Records about charts and figures:
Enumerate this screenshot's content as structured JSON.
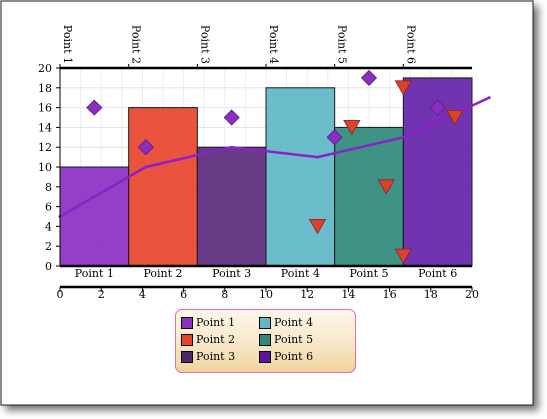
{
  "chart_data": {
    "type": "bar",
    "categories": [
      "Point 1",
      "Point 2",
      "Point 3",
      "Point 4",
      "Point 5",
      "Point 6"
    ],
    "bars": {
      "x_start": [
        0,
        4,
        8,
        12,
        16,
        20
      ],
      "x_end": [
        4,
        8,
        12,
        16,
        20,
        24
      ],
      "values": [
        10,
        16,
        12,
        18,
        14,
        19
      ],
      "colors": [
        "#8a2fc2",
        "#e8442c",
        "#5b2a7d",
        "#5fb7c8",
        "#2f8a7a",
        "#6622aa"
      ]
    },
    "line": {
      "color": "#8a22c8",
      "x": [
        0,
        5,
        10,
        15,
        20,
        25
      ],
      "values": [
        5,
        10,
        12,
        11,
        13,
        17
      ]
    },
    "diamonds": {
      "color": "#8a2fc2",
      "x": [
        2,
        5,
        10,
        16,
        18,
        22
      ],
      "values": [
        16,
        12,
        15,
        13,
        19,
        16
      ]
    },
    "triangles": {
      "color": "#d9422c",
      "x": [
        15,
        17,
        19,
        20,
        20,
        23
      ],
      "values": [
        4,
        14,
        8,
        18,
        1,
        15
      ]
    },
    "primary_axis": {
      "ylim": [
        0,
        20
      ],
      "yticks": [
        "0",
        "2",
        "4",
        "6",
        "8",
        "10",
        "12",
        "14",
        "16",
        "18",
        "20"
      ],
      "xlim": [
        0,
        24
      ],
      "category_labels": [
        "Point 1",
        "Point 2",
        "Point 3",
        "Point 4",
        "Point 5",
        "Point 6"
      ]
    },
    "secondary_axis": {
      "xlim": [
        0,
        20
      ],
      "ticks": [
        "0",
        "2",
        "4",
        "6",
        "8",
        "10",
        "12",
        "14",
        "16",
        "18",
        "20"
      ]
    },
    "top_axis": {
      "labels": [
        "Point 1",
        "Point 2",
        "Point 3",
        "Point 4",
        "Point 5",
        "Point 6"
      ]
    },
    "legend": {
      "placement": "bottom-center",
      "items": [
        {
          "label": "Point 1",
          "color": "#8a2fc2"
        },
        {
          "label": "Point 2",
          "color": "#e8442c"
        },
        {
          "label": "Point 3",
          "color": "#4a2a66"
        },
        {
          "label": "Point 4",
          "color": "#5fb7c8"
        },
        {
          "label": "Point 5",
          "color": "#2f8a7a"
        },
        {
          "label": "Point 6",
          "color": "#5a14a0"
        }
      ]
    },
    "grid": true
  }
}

REQUEST: Make an exact copy of all entries above, dropping the images.

COMPLETE RESPONSE:
Enumerate this screenshot's content as structured JSON.
{
  "chart_data": {
    "type": "bar",
    "categories": [
      "Point 1",
      "Point 2",
      "Point 3",
      "Point 4",
      "Point 5",
      "Point 6"
    ],
    "bars": {
      "x_start": [
        0,
        4,
        8,
        12,
        16,
        20
      ],
      "x_end": [
        4,
        8,
        12,
        16,
        20,
        24
      ],
      "values": [
        10,
        16,
        12,
        18,
        14,
        19
      ],
      "colors": [
        "#8a2fc2",
        "#e8442c",
        "#5b2a7d",
        "#5fb7c8",
        "#2f8a7a",
        "#6622aa"
      ]
    },
    "line": {
      "color": "#8a22c8",
      "x": [
        0,
        5,
        10,
        15,
        20,
        25
      ],
      "values": [
        5,
        10,
        12,
        11,
        13,
        17
      ]
    },
    "diamonds": {
      "color": "#8a2fc2",
      "x": [
        2,
        5,
        10,
        16,
        18,
        22
      ],
      "values": [
        16,
        12,
        15,
        13,
        19,
        16
      ]
    },
    "triangles": {
      "color": "#d9422c",
      "x": [
        15,
        17,
        19,
        20,
        20,
        23
      ],
      "values": [
        4,
        14,
        8,
        18,
        1,
        15
      ]
    },
    "primary_axis": {
      "ylim": [
        0,
        20
      ],
      "yticks": [
        "0",
        "2",
        "4",
        "6",
        "8",
        "10",
        "12",
        "14",
        "16",
        "18",
        "20"
      ],
      "xlim": [
        0,
        24
      ],
      "category_labels": [
        "Point 1",
        "Point 2",
        "Point 3",
        "Point 4",
        "Point 5",
        "Point 6"
      ]
    },
    "secondary_axis": {
      "xlim": [
        0,
        20
      ],
      "ticks": [
        "0",
        "2",
        "4",
        "6",
        "8",
        "10",
        "12",
        "14",
        "16",
        "18",
        "20"
      ]
    },
    "top_axis": {
      "labels": [
        "Point 1",
        "Point 2",
        "Point 3",
        "Point 4",
        "Point 5",
        "Point 6"
      ]
    },
    "legend": {
      "placement": "bottom-center",
      "items": [
        {
          "label": "Point 1",
          "color": "#8a2fc2"
        },
        {
          "label": "Point 2",
          "color": "#e8442c"
        },
        {
          "label": "Point 3",
          "color": "#4a2a66"
        },
        {
          "label": "Point 4",
          "color": "#5fb7c8"
        },
        {
          "label": "Point 5",
          "color": "#2f8a7a"
        },
        {
          "label": "Point 6",
          "color": "#5a14a0"
        }
      ]
    },
    "grid": true
  }
}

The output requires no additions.